(Líneas de datos):
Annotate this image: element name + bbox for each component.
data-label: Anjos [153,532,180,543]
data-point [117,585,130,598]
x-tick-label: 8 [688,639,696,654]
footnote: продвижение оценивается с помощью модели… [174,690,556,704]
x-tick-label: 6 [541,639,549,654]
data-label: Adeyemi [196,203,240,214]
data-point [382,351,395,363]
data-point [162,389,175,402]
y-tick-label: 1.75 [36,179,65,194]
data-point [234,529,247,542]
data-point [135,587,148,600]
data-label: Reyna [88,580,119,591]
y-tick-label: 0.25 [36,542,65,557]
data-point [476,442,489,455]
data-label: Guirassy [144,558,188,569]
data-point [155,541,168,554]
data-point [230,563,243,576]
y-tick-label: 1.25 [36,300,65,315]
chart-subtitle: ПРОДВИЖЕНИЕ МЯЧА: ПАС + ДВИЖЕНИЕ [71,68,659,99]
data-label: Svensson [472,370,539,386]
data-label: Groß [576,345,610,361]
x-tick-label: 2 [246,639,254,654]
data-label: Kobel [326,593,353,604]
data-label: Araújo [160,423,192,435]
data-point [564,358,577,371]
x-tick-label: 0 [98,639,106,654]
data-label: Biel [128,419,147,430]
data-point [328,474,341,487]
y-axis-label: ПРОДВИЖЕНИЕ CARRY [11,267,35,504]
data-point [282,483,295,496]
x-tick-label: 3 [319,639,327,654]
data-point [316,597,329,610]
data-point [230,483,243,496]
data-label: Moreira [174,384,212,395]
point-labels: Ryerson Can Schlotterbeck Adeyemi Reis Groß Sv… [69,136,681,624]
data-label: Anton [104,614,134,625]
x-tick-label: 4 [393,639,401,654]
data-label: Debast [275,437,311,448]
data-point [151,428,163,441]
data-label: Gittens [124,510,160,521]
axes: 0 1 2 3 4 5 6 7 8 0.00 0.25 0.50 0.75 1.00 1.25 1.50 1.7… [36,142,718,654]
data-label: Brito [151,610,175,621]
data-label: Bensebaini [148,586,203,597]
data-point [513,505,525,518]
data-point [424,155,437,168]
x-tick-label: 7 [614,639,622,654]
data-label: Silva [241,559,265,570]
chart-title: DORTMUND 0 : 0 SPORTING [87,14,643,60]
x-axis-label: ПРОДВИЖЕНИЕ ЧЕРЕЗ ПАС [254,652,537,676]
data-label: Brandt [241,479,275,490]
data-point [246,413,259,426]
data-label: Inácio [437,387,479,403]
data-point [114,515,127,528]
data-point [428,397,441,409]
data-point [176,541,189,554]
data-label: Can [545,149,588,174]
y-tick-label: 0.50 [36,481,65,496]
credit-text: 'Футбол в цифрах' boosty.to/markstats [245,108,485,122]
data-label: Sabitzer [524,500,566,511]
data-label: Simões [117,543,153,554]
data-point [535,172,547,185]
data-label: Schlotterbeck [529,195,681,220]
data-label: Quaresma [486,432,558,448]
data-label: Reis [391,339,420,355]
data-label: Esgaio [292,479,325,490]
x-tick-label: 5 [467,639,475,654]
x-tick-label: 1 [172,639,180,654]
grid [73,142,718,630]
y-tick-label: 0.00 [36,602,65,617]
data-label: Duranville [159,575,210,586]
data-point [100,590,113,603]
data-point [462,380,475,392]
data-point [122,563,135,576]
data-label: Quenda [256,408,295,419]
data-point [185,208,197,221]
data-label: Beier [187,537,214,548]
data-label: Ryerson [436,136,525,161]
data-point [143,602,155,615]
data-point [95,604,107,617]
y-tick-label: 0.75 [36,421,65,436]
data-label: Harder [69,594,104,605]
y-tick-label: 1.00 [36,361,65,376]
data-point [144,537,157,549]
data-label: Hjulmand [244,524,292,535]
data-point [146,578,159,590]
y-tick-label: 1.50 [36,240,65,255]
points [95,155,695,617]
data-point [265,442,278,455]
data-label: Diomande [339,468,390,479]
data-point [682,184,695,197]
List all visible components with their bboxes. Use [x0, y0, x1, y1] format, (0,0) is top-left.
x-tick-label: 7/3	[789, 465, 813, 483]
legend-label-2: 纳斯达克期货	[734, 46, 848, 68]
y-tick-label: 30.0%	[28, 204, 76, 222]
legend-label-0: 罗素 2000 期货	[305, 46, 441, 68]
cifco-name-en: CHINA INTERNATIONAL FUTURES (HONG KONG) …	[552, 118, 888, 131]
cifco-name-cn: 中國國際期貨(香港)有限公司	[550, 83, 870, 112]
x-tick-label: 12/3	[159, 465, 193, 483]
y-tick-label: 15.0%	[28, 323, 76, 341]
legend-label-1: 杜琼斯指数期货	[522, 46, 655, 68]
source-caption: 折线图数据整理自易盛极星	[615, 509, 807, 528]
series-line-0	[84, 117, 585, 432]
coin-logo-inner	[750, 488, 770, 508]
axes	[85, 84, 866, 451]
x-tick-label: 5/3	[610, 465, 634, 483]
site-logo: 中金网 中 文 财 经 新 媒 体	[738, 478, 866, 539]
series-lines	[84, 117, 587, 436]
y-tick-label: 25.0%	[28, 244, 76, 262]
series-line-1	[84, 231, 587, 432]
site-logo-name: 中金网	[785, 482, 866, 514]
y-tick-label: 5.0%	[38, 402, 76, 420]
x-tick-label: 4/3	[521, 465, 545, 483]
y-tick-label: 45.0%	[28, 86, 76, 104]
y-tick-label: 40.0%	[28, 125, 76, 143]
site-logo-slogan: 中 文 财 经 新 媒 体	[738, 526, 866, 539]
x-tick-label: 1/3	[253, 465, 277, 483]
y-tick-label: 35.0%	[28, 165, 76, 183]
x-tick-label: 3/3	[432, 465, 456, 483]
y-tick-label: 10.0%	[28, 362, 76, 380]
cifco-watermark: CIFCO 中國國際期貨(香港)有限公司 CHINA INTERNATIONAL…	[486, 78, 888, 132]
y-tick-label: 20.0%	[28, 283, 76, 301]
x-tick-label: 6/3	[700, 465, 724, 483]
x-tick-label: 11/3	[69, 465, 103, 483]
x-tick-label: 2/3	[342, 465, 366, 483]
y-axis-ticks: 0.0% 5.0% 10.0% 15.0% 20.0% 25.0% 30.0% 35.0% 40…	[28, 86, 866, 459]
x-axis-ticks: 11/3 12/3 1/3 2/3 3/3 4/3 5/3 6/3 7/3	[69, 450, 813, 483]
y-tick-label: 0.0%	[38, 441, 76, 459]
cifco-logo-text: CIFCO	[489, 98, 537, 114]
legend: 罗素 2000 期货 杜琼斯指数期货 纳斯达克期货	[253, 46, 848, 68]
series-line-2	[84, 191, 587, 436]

(Trabajo propuesto):
Enumera, copiándolas completas, todas las líneas anteriores que contienen la cadena "有限公司".

(Solución del ejercicio):
cifco-name-cn: 中國國際期貨(香港)有限公司	[550, 83, 870, 112]
cifco-watermark: CIFCO 中國國際期貨(香港)有限公司 CHINA INTERNATIONAL…	[486, 78, 888, 132]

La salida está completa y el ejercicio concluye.